▸ What you will do
Repeat the material exactly as it appears.
===
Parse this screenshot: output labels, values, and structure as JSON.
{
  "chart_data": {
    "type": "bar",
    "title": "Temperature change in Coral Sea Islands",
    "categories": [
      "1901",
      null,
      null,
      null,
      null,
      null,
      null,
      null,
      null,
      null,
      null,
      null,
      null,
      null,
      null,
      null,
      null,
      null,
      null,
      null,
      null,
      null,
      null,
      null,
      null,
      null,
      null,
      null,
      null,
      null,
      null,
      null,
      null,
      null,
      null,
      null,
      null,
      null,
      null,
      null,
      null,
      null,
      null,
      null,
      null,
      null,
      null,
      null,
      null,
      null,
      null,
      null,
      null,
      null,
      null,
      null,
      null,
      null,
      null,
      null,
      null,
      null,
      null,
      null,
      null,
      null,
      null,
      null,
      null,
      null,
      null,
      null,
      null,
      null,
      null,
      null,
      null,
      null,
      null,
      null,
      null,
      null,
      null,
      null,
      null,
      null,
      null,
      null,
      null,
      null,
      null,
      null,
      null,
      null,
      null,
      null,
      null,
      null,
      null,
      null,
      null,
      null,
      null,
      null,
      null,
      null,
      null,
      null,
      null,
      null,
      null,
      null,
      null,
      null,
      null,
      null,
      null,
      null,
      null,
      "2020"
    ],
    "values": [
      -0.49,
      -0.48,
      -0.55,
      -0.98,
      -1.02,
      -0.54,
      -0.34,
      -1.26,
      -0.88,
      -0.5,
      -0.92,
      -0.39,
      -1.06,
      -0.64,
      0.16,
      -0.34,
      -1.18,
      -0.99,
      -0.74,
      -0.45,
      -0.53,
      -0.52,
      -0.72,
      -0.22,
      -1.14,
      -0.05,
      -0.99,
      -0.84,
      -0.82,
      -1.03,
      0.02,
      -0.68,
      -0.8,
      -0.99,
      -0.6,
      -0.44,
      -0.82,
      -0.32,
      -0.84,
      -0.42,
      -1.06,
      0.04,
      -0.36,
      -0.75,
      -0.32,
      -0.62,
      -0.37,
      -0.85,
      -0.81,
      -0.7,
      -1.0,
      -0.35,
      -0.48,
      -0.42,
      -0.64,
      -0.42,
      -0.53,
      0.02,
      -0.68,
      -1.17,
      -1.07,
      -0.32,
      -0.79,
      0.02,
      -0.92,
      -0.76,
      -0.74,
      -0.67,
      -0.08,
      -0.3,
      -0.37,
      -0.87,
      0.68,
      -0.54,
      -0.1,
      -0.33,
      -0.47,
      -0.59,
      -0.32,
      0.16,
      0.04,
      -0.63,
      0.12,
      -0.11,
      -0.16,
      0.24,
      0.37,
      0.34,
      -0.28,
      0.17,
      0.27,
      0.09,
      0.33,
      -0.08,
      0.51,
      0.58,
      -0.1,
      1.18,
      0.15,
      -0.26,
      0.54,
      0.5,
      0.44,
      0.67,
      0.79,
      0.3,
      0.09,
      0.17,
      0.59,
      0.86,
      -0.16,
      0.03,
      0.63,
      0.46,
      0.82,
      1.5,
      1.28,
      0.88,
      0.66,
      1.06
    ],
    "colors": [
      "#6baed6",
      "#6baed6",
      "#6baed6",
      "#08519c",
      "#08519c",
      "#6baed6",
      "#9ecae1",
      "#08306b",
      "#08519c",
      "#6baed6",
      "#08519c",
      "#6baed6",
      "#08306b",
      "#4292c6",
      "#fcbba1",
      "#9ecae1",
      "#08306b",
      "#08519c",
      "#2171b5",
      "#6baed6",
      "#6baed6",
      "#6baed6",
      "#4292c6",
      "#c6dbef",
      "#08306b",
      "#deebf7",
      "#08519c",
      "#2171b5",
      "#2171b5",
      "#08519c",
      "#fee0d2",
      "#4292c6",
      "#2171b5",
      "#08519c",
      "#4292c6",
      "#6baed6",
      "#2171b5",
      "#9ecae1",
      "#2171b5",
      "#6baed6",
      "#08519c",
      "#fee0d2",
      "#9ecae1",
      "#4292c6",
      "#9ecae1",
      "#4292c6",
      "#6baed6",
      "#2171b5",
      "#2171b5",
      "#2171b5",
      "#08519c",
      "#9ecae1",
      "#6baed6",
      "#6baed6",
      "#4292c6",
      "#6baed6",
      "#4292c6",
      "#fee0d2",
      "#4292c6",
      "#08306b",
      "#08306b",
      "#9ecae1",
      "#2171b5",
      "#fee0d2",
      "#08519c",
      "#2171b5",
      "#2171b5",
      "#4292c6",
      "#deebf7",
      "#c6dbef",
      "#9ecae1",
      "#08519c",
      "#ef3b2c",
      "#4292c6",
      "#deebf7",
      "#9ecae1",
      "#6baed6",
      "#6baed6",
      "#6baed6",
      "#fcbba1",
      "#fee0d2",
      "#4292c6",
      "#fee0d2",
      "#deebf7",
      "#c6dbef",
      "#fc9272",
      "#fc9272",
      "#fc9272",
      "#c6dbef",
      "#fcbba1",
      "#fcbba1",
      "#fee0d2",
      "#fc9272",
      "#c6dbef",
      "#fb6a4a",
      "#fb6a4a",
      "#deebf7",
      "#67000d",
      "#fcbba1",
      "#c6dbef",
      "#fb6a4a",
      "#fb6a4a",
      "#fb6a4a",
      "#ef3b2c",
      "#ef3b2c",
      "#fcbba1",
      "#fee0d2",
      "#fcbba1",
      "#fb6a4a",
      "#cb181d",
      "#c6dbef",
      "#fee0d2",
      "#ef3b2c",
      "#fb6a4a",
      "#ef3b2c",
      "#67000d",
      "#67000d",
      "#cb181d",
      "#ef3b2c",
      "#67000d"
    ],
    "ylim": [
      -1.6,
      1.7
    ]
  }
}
===
▸ Result below
Parse this screenshot: output labels, values, and structure as JSON.
{
  "chart_data": {
    "type": "bar",
    "title": "Temperature change in Coral Sea Islands",
    "categories": [
      "1901",
      null,
      null,
      null,
      null,
      null,
      null,
      null,
      null,
      null,
      null,
      null,
      null,
      null,
      null,
      null,
      null,
      null,
      null,
      null,
      null,
      null,
      null,
      null,
      null,
      null,
      null,
      null,
      null,
      null,
      null,
      null,
      null,
      null,
      null,
      null,
      null,
      null,
      null,
      null,
      null,
      null,
      null,
      null,
      null,
      null,
      null,
      null,
      null,
      null,
      null,
      null,
      null,
      null,
      null,
      null,
      null,
      null,
      null,
      null,
      null,
      null,
      null,
      null,
      null,
      null,
      null,
      null,
      null,
      null,
      null,
      null,
      null,
      null,
      null,
      null,
      null,
      null,
      null,
      null,
      null,
      null,
      null,
      null,
      null,
      null,
      null,
      null,
      null,
      null,
      null,
      null,
      null,
      null,
      null,
      null,
      null,
      null,
      null,
      null,
      null,
      null,
      null,
      null,
      null,
      null,
      null,
      null,
      null,
      null,
      null,
      null,
      null,
      null,
      null,
      null,
      null,
      null,
      null,
      "2020"
    ],
    "values": [
      -0.49,
      -0.48,
      -0.55,
      -0.98,
      -1.02,
      -0.54,
      -0.34,
      -1.26,
      -0.88,
      -0.5,
      -0.92,
      -0.39,
      -1.06,
      -0.64,
      0.16,
      -0.34,
      -1.18,
      -0.99,
      -0.74,
      -0.45,
      -0.53,
      -0.52,
      -0.72,
      -0.22,
      -1.14,
      -0.05,
      -0.99,
      -0.84,
      -0.82,
      -1.03,
      0.02,
      -0.68,
      -0.8,
      -0.99,
      -0.6,
      -0.44,
      -0.82,
      -0.32,
      -0.84,
      -0.42,
      -1.06,
      0.04,
      -0.36,
      -0.75,
      -0.32,
      -0.62,
      -0.37,
      -0.85,
      -0.81,
      -0.7,
      -1.0,
      -0.35,
      -0.48,
      -0.42,
      -0.64,
      -0.42,
      -0.53,
      0.02,
      -0.68,
      -1.17,
      -1.07,
      -0.32,
      -0.79,
      0.02,
      -0.92,
      -0.76,
      -0.74,
      -0.67,
      -0.08,
      -0.3,
      -0.37,
      -0.87,
      0.68,
      -0.54,
      -0.1,
      -0.33,
      -0.47,
      -0.59,
      -0.32,
      0.16,
      0.04,
      -0.63,
      0.12,
      -0.11,
      -0.16,
      0.24,
      0.37,
      0.34,
      -0.28,
      0.17,
      0.27,
      0.09,
      0.33,
      -0.08,
      0.51,
      0.58,
      -0.1,
      1.18,
      0.15,
      -0.26,
      0.54,
      0.5,
      0.44,
      0.67,
      0.79,
      0.3,
      0.09,
      0.17,
      0.59,
      0.86,
      -0.16,
      0.03,
      0.63,
      0.46,
      0.82,
      1.5,
      1.28,
      0.88,
      0.66,
      1.06
    ],
    "colors": [
      "#6baed6",
      "#6baed6",
      "#6baed6",
      "#08519c",
      "#08519c",
      "#6baed6",
      "#9ecae1",
      "#08306b",
      "#08519c",
      "#6baed6",
      "#08519c",
      "#6baed6",
      "#08306b",
      "#4292c6",
      "#fcbba1",
      "#9ecae1",
      "#08306b",
      "#08519c",
      "#2171b5",
      "#6baed6",
      "#6baed6",
      "#6baed6",
      "#4292c6",
      "#c6dbef",
      "#08306b",
      "#deebf7",
      "#08519c",
      "#2171b5",
      "#2171b5",
      "#08519c",
      "#fee0d2",
      "#4292c6",
      "#2171b5",
      "#08519c",
      "#4292c6",
      "#6baed6",
      "#2171b5",
      "#9ecae1",
      "#2171b5",
      "#6baed6",
      "#08519c",
      "#fee0d2",
      "#9ecae1",
      "#4292c6",
      "#9ecae1",
      "#4292c6",
      "#6baed6",
      "#2171b5",
      "#2171b5",
      "#2171b5",
      "#08519c",
      "#9ecae1",
      "#6baed6",
      "#6baed6",
      "#4292c6",
      "#6baed6",
      "#4292c6",
      "#fee0d2",
      "#4292c6",
      "#08306b",
      "#08306b",
      "#9ecae1",
      "#2171b5",
      "#fee0d2",
      "#08519c",
      "#2171b5",
      "#2171b5",
      "#4292c6",
      "#deebf7",
      "#c6dbef",
      "#9ecae1",
      "#08519c",
      "#ef3b2c",
      "#4292c6",
      "#deebf7",
      "#9ecae1",
      "#6baed6",
      "#6baed6",
      "#6baed6",
      "#fcbba1",
      "#fee0d2",
      "#4292c6",
      "#fee0d2",
      "#deebf7",
      "#c6dbef",
      "#fc9272",
      "#fc9272",
      "#fc9272",
      "#c6dbef",
      "#fcbba1",
      "#fcbba1",
      "#fee0d2",
      "#fc9272",
      "#c6dbef",
      "#fb6a4a",
      "#fb6a4a",
      "#deebf7",
      "#67000d",
      "#fcbba1",
      "#c6dbef",
      "#fb6a4a",
      "#fb6a4a",
      "#fb6a4a",
      "#ef3b2c",
      "#ef3b2c",
      "#fcbba1",
      "#fee0d2",
      "#fcbba1",
      "#fb6a4a",
      "#cb181d",
      "#c6dbef",
      "#fee0d2",
      "#ef3b2c",
      "#fb6a4a",
      "#ef3b2c",
      "#67000d",
      "#67000d",
      "#cb181d",
      "#ef3b2c",
      "#67000d"
    ],
    "ylim": [
      -1.6,
      1.7
    ]
  }
}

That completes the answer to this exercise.